Mold dapat menyebabkan alergi yang memburuk dalam cuaca lembab. Mold juga memproduksi
spora yang dapat beterbangan di udara luar selama musim panas. Untuk menghindari kontak
dengan spora-spora mold:

Jangan keluar rumah pada saat hujan atau hari berangin.

Hindari aktivitas yang membat anda terpapar dengan mold, seperti berkebun (terutama
saat bekerja dengan kompos), memotong rumput.

Buanglah jauh-jauh dari rumah anda daun-daun yang berguguran, potongan rumput, dan
kompos.

Di daerah yang berudara lembab mold di dalam rumah dapat mencetuskan serangan asthma,
rhinitis alergika dan dermatitis alergika.
Beberapa langkah berikut dapat membantu:

Bersihkan kamar mandi, bathtubs, shower stalls, shower curtains, dan karet-karet jendela
paling sedikit sebulan sekali dengan disinfektan atau cairan pemutih. Gunakan pemutih

dengan hati-hati, karena dapat membuat hidung anda teriritasi. Jika hidung anda teriritasi,
gejala alergi anda dapat memburuk.

Rumah harus ada aliran udara yang baik dan kering.

Gunakan exhaust fan di kamar mandi dan dapur.

Jangan gunakan karpet.

Oleh karena orang dewasa menghabiskan 1/3 waktu mereka dan anak-anak menghabiskan dari
waktu mereka di kamar tidur, maka penting agar tidak ada alergen di kamar tidur. Jangan
gunakan kasur, bantal dan guling yang diisi dengan kapuk.
(Suryo Wibowo,2006)
j. Prognosis
o Kebanyakan pasien dapat hidup normal dengan gejala.
o Hanya pasien yang menerima imunoterapi spesifik-alergen sembuh dari penyakit,
namun banyak pasien melakukannya dengan sangat baik dengan perawatan gejala
intermiten. Gejala rhinitis alergi bisa kambuh 2-3 tahun setelah penghentian
imunoterapi alergen.

*Butir Tugas 1*
Menurut teks tentang alergi mold, seberapa sering kamar mandi, bathtubs, shower stalls, shower curtains, dan karet-karet jendela perlu dibersihkan?
*Butir Tugas 2*
Sambung teks tentang alergi mold mulai dari titik berhentinya.

*Butir Tersedia*
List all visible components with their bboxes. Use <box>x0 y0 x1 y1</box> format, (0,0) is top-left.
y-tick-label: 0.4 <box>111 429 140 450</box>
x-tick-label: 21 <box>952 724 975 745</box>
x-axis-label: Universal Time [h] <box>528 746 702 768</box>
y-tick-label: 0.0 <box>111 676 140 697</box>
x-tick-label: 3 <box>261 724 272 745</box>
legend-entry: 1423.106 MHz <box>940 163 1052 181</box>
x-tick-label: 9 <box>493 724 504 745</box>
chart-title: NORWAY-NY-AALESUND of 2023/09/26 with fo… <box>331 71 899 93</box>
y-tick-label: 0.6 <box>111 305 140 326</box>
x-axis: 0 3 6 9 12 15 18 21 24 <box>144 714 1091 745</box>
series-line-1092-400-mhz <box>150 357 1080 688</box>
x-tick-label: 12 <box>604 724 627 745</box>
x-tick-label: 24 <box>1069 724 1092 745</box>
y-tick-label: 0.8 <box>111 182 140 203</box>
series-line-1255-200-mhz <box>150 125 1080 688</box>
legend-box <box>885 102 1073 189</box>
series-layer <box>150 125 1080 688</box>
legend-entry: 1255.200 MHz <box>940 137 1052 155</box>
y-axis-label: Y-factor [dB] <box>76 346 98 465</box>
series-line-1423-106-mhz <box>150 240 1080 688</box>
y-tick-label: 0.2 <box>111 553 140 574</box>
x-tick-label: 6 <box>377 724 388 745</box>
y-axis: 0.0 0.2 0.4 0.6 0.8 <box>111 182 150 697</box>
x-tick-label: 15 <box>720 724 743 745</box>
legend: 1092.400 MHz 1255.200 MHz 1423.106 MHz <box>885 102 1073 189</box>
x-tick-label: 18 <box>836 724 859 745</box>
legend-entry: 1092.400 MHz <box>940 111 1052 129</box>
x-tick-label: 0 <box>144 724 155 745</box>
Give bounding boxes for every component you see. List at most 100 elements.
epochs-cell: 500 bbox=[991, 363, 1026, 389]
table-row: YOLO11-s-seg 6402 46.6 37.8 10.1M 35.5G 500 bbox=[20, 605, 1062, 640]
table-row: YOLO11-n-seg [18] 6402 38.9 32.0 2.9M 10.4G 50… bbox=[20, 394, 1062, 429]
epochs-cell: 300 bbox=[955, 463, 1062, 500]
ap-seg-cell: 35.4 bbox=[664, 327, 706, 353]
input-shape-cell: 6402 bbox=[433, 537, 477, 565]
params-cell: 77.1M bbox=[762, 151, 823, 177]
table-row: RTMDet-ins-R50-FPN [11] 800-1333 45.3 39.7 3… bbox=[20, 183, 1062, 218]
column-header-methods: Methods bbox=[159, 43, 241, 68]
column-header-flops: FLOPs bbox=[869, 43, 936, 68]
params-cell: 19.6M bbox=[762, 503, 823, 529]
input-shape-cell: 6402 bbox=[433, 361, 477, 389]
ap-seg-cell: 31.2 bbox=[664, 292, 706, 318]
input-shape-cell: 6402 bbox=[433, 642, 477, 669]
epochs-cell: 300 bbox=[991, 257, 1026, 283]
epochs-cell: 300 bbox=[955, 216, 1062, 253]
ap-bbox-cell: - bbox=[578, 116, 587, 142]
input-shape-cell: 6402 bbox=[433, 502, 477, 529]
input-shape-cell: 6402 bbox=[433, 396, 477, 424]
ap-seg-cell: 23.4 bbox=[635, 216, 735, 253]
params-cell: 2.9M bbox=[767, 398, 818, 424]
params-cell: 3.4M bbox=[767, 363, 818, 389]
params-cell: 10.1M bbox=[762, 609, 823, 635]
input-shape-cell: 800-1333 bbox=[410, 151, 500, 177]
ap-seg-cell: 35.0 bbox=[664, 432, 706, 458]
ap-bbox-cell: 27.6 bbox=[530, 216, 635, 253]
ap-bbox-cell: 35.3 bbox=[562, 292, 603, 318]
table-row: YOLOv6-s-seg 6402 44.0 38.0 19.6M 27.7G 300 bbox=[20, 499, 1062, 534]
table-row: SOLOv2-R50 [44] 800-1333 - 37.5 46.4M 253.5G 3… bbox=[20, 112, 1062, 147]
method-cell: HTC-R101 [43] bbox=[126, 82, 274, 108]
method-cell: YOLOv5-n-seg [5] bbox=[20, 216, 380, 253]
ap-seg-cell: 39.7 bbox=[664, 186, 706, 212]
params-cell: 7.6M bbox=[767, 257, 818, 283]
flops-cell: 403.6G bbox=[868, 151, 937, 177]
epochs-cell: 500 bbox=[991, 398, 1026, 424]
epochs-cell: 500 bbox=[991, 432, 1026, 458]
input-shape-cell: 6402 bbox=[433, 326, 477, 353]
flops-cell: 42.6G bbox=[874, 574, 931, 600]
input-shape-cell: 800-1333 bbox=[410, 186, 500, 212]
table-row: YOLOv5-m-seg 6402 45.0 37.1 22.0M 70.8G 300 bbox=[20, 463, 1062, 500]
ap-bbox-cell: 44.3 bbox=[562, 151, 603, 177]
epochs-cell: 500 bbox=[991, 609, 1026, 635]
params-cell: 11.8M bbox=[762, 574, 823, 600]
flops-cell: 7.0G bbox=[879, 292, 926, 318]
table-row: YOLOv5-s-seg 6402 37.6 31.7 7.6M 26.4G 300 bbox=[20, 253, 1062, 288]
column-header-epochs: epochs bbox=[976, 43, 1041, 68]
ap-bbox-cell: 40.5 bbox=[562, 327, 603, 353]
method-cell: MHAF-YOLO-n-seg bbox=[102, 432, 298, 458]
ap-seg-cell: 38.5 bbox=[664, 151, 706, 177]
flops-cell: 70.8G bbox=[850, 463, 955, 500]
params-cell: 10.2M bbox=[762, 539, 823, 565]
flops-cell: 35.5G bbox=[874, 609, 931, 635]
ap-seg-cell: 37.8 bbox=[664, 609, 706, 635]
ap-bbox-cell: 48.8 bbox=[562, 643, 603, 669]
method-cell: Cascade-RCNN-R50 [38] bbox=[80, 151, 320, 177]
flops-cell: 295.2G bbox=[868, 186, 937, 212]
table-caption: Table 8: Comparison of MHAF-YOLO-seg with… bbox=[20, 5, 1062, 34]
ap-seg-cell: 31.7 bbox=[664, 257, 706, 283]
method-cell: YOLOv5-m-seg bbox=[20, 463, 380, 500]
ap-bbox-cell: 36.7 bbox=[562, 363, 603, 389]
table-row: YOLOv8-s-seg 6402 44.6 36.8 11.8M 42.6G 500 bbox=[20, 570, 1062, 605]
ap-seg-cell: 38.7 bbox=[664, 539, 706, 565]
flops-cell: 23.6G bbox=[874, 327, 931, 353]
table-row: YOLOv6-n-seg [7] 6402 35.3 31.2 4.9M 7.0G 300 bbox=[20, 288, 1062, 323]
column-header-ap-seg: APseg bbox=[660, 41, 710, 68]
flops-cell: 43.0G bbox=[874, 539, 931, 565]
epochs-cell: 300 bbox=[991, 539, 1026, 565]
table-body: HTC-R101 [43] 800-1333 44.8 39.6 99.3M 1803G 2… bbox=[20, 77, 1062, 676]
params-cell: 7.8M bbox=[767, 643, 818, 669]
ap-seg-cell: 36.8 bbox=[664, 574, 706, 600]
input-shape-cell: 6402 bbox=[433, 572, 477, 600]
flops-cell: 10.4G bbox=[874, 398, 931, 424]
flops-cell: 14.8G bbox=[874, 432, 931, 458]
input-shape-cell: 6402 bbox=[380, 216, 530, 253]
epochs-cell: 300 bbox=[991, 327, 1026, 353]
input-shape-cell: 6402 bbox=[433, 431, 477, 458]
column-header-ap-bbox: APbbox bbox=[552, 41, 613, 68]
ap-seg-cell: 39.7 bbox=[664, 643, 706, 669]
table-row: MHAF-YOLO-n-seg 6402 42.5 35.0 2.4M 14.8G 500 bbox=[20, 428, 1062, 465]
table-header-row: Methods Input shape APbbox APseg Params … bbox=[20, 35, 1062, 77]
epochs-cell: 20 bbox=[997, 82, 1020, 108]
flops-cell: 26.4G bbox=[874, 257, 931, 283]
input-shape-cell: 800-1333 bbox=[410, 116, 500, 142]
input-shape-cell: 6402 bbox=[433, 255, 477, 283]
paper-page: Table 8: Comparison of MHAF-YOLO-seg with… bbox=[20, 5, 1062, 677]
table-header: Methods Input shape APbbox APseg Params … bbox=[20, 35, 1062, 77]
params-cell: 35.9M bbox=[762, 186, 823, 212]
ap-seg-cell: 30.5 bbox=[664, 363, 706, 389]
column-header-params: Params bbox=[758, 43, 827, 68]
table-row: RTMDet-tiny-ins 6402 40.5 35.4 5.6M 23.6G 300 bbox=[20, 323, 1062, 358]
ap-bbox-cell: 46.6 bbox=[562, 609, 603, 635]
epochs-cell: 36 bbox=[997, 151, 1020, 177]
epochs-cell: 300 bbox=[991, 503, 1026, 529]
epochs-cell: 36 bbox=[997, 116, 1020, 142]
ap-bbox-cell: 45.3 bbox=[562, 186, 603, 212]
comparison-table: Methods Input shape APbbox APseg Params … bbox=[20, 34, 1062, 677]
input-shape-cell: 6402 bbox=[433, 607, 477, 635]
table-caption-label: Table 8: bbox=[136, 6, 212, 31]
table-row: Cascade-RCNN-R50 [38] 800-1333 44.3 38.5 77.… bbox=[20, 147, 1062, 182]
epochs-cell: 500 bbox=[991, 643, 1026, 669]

*Keluaran 1*
Paling sedikit sebulan sekali, dengan disinfektan atau cairan pemutih.

*Keluaran 2*
o Sebagian kecil pasien mengalami perbaikan selama masa remaja, tapi di sebagian
besar, gejala muncul kembali di awal dua puluhan atau lebih. Gejala mulai
berkurang ketika pasien mencapai dasawarsa kelima kehidupan.
(Becker, Jack M,2009)
5. Memahami dan Menjelaskan Pandangan Islam Tentang Sistem Pernafasan Atas
a. Etika Bersin
Islam merupakan agama yang sangat lengkap ajarannya, sampai hal terkecil pun ada bahasannya,
termasuk untuk bersin. Nah, berikut adalah etika saat kita bersin.
4

Karena bersin merupakan nikmat, maka kita dianjurkan mengucapkan Alhamdulillah


setelahnya.

Jika salah satu dari kita ada yang bersin dan mengucapkan Alhamdulillah maka ia
berhak mendapatkan jawaban Yarhamukallah.

Dan orang yang bersin hendaklah balik mendoakan dengan ucapan Yahdi kumullah
wayushlih lakum balakum.

Hendaklah menjauh dari keramaian, karena bersin dapat menyebarkan penyakit lewat
butir-butir air yang terinfeksi yang diameternya antara 0,5 hingga 5 m. Sekitar 40.000
butir air seperti itu dapat dihasilkan dalam satu kali bersin.

Menutup Mulut anda, baik dengan tissue, sapu tangan, maupun dengan telapak anda
sendiri,

hadits riwayat Abu Hurairah, ia berkata bahwa Rasulullah SAW bersabda:Jika salah seorang
dari kalian bersin, hendaklah ia mengucapkan Alhamdulillah (Segala puji bagi ALLOH) dan
saudaranya atau orang yang bersamanya mengatakan kepadanya Yarhamukallah (Semoga
ALLAH memberikan rahmat-Nya kepadamu). Jika salah seorang mengucapkan
Yarhamukallah, maka orang yang bersin tersebut hendaklah menjawab Yahdiikumullah
wayushlih baalakum (Semoga ALLOH SWT memberikanmu petunjuk dan memperbaiki
keadaanmu).
b. Etika Istinsyak dan Istinshar
Madhmadhoh (berkumur-kumr) dan istinsyaq (memasukkan air ke dalam hidung) dari
satu telapak tangan sebanyak tiga kali.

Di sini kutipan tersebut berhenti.